- _STATED PROBLEM_: Print the lines of the records, from the start of the records up to and including the line with "login-button[interactable]: 登录 —", keeping each one unchanged.

[Begin AVAILABLE RECORDS]

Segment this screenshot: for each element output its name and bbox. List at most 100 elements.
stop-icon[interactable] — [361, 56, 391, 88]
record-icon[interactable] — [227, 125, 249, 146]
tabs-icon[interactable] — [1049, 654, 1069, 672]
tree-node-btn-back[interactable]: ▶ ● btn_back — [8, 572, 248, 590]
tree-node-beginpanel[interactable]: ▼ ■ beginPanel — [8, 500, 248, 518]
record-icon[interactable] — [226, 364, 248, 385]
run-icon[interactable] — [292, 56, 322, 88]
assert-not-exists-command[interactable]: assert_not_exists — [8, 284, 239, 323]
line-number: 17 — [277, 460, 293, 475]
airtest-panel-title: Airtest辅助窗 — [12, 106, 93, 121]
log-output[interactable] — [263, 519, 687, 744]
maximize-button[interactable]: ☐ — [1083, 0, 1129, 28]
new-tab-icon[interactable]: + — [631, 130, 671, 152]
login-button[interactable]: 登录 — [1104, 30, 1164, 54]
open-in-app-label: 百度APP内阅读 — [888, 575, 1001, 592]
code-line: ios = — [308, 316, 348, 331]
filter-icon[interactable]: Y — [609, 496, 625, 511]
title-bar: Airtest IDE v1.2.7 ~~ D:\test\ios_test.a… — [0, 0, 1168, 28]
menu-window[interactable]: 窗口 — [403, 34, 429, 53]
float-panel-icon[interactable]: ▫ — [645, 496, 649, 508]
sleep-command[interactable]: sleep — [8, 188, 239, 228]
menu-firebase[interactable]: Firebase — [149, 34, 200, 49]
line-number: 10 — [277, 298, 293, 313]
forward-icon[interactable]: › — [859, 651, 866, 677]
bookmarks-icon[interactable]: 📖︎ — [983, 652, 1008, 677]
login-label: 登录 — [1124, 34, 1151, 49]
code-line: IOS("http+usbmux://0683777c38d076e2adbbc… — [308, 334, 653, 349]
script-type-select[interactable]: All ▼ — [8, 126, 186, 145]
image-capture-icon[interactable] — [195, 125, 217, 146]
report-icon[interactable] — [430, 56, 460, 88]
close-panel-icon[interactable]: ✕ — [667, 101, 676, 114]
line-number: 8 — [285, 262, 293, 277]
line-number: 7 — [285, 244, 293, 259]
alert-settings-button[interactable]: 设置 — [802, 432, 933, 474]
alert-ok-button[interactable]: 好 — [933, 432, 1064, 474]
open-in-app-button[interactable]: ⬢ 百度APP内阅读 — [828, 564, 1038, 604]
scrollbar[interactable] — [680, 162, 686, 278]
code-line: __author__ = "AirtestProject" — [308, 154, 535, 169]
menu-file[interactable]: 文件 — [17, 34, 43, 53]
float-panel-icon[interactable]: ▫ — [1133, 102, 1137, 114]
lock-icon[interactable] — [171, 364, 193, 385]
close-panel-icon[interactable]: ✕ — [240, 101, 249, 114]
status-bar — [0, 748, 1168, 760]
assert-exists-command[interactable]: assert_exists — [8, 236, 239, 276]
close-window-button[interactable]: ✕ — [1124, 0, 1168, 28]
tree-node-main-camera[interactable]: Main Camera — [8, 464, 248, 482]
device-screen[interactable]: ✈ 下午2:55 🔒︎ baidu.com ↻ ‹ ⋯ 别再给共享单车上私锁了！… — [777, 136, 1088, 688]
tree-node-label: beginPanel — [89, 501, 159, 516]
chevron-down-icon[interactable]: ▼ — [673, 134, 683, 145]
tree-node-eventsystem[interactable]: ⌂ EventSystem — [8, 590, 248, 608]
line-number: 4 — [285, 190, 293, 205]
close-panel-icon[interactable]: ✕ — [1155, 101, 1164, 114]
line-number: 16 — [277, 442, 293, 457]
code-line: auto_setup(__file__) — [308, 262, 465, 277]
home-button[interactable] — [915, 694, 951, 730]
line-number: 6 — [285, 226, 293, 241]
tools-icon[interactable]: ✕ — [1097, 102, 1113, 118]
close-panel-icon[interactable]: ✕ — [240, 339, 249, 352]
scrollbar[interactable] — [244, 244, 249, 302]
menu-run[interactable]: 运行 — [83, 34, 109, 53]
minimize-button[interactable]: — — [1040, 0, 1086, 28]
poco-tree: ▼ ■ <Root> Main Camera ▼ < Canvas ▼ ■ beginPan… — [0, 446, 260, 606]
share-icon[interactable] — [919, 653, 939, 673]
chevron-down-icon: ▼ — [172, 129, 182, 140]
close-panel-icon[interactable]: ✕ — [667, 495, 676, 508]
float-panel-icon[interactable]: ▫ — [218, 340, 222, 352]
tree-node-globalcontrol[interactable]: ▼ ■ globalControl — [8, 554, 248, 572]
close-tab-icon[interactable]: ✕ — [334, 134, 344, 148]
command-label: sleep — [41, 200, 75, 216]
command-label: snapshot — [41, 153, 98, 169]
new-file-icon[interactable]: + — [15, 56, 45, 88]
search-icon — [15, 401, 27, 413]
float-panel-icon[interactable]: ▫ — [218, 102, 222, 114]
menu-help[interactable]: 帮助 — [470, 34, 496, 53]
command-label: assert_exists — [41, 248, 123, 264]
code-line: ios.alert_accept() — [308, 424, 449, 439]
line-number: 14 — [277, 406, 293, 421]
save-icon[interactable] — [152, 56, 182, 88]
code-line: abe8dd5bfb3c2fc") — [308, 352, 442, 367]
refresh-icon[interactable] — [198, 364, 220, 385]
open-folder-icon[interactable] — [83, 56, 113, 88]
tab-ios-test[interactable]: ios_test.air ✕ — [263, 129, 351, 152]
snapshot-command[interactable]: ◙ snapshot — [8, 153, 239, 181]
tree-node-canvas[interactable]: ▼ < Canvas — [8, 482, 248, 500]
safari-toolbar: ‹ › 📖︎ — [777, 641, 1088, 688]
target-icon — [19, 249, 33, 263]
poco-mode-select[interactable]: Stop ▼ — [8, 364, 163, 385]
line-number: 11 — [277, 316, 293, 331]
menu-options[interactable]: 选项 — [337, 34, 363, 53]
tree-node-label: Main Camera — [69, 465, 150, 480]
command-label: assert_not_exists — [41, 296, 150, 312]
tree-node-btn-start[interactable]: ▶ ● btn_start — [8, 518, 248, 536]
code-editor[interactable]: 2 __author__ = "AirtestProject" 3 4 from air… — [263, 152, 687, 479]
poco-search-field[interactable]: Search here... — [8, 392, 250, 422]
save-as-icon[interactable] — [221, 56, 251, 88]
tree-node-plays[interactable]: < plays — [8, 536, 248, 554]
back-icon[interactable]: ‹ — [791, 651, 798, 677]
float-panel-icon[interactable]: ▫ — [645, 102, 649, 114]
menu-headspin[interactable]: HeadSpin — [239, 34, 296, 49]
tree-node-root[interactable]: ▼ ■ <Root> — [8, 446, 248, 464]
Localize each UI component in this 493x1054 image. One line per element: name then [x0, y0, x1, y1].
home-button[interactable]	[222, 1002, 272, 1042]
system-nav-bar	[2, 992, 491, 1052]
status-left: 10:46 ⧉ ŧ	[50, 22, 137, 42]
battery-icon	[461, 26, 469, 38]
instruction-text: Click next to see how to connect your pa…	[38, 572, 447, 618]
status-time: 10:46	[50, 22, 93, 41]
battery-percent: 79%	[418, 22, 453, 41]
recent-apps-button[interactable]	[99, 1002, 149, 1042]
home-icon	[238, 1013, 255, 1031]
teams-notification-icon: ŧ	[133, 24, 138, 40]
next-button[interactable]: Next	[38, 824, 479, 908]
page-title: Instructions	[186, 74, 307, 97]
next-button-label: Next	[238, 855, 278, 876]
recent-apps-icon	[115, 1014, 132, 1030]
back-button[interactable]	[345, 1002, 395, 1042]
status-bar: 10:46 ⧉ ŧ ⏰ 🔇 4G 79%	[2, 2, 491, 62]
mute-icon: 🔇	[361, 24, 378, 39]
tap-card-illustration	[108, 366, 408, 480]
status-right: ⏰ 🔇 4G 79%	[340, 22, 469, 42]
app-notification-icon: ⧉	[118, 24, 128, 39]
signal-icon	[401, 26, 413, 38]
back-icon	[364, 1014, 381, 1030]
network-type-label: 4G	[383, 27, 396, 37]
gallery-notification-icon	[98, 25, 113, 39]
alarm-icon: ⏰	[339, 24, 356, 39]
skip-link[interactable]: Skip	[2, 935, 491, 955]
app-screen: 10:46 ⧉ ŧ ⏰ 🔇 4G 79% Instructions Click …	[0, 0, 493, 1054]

[End AVAILABLE RECORDS]

- _TASK RESULT_:
Segment this screenshot: for each element output its name and bbox. List at most 100 elements.
stop-icon[interactable] — [361, 56, 391, 88]
record-icon[interactable] — [227, 125, 249, 146]
tabs-icon[interactable] — [1049, 654, 1069, 672]
tree-node-btn-back[interactable]: ▶ ● btn_back — [8, 572, 248, 590]
tree-node-beginpanel[interactable]: ▼ ■ beginPanel — [8, 500, 248, 518]
record-icon[interactable] — [226, 364, 248, 385]
run-icon[interactable] — [292, 56, 322, 88]
assert-not-exists-command[interactable]: assert_not_exists — [8, 284, 239, 323]
line-number: 17 — [277, 460, 293, 475]
airtest-panel-title: Airtest辅助窗 — [12, 106, 93, 121]
log-output[interactable] — [263, 519, 687, 744]
maximize-button[interactable]: ☐ — [1083, 0, 1129, 28]
new-tab-icon[interactable]: + — [631, 130, 671, 152]
login-button[interactable]: 登录 — [1104, 30, 1164, 54]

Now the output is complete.